In the data below, find every line that has the string "this", and copy it.

(Data records)
----------------
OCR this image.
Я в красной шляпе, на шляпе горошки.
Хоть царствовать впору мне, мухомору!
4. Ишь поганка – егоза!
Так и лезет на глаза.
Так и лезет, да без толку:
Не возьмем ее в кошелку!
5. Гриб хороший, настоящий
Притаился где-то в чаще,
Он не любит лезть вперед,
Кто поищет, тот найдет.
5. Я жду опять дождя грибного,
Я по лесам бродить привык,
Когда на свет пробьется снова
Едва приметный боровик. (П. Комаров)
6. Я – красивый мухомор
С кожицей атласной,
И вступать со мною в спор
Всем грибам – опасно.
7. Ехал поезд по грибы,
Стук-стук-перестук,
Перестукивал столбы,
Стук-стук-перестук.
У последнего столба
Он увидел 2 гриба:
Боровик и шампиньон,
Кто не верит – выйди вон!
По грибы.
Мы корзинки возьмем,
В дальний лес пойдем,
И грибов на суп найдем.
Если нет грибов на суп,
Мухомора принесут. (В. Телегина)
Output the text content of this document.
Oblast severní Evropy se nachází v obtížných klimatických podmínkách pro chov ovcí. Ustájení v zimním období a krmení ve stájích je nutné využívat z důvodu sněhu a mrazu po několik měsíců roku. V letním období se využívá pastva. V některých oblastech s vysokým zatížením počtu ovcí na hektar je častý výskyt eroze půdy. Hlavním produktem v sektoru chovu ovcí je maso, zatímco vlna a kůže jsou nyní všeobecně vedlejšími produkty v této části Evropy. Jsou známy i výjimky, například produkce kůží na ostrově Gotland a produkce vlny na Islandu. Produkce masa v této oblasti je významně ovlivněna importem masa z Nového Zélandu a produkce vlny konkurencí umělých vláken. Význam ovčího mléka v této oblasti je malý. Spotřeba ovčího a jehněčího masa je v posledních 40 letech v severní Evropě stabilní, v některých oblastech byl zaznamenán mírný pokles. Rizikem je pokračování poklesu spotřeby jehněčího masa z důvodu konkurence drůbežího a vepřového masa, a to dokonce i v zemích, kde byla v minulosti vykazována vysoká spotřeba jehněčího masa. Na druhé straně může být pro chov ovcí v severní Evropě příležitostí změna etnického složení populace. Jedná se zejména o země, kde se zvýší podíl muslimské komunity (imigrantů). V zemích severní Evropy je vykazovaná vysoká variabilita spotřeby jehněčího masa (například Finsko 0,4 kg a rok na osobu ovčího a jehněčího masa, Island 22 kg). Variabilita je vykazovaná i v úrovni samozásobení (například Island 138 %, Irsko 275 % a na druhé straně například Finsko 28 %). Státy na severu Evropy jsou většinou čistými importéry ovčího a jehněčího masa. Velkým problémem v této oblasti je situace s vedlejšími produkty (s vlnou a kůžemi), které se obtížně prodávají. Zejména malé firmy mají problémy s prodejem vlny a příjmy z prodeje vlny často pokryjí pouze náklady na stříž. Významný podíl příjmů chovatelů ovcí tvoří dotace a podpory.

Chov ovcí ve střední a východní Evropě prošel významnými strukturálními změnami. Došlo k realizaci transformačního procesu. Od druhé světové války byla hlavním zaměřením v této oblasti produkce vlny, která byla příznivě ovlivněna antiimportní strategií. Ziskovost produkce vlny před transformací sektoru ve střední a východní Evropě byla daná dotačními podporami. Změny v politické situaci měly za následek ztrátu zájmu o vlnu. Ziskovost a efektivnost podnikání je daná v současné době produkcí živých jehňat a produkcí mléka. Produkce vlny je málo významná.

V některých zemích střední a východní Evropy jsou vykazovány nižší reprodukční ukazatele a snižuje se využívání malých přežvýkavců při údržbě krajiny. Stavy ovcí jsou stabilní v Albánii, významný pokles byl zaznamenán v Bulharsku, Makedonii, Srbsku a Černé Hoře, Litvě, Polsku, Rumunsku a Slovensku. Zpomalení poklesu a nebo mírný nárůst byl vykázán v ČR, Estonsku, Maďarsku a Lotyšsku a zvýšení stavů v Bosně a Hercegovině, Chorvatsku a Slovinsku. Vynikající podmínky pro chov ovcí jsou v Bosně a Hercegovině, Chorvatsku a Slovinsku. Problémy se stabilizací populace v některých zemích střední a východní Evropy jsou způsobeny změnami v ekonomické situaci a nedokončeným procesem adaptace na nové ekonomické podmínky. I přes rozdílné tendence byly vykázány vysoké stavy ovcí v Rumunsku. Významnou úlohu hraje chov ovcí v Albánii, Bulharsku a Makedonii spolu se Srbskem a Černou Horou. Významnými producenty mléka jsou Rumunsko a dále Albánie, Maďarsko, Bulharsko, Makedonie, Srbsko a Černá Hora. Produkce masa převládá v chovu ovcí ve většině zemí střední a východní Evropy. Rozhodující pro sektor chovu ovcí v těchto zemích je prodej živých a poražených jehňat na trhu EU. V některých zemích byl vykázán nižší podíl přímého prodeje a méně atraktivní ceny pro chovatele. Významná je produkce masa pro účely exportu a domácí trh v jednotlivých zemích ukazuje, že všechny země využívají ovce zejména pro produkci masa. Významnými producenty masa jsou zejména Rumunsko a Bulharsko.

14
----------------
• **THE RESPONSE**
OCR this image.
Output the text content of this document.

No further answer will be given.